WRITTEN EXERCISE: Please copy exactly the lines that begin with the one containing "Give me a plain-text" and end with the last line of the entries.

[Saved data entries]
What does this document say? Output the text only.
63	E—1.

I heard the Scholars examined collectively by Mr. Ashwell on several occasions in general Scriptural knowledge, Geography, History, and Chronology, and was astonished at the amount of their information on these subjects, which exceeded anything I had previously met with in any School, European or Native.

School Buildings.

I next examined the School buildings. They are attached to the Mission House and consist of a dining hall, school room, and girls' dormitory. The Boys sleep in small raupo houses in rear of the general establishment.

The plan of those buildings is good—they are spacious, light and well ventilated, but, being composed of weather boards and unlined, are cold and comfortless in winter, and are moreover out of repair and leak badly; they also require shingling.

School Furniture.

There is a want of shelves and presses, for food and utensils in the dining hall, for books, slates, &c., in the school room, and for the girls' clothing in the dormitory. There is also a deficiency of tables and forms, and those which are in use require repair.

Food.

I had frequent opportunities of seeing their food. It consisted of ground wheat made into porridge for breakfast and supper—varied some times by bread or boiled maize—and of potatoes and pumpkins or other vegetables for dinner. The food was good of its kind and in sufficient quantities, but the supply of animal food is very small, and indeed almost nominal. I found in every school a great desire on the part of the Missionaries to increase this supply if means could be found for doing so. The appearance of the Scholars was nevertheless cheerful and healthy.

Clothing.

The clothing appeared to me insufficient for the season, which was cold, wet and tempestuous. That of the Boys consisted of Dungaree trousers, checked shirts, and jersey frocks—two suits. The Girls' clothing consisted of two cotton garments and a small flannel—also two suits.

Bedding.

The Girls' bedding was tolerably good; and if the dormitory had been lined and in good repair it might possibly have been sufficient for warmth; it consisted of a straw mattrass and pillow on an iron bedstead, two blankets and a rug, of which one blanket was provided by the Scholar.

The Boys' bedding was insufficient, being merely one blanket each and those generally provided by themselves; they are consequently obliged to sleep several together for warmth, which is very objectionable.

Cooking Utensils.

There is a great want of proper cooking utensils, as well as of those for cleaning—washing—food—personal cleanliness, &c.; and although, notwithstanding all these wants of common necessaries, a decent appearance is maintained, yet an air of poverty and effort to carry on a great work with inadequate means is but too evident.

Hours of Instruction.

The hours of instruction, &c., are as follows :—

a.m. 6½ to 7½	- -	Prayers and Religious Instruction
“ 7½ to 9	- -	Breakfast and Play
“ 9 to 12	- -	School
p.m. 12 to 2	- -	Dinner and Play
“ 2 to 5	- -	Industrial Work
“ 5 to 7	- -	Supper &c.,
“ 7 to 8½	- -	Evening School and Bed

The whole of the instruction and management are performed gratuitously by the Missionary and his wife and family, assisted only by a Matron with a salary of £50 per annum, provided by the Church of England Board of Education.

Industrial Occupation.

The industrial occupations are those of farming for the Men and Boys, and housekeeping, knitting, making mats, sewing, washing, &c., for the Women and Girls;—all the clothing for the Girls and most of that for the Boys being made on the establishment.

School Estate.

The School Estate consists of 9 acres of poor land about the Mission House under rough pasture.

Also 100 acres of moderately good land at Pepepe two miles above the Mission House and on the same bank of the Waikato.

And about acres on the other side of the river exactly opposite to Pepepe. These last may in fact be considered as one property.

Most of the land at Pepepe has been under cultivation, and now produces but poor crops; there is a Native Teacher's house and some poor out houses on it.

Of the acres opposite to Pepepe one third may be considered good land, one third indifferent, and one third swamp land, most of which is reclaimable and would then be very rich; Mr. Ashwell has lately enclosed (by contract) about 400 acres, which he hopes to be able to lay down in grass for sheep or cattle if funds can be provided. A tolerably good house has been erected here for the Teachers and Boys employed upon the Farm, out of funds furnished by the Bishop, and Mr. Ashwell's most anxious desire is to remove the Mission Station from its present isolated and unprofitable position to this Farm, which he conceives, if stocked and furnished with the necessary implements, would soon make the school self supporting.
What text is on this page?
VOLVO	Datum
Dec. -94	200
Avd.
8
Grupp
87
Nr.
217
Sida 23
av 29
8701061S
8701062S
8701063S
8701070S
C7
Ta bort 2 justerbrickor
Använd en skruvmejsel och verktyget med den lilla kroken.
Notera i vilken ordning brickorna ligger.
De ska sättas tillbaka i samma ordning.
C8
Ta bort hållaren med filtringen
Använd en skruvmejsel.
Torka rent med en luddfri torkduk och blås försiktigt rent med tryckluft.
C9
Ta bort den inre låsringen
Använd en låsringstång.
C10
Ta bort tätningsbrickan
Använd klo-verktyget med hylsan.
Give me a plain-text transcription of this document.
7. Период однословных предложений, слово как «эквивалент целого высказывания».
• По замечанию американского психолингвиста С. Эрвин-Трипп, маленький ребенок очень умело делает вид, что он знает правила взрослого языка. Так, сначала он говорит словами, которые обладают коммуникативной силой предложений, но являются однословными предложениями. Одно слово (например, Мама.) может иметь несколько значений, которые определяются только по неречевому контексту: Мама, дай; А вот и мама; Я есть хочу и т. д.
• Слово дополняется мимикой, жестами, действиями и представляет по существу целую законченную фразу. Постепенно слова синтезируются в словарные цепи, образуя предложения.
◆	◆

FINAL RESULT:
Give me a plain-text transcription of this document.
7. Период однословных предложений, слово как «эквивалент целого высказывания».
• По замечанию американского психолингвиста С. Эрвин-Трипп, маленький ребенок очень умело делает вид, что он знает правила взрослого языка. Так, сначала он говорит словами, которые обладают коммуникативной силой предложений, но являются однословными предложениями. Одно слово (например, Мама.) может иметь несколько значений, которые определяются только по неречевому контексту: Мама, дай; А вот и мама; Я есть хочу и т. д.
• Слово дополняется мимикой, жестами, действиями и представляет по существу целую законченную фразу. Постепенно слова синтезируются в словарные цепи, образуя предложения.
◆	◆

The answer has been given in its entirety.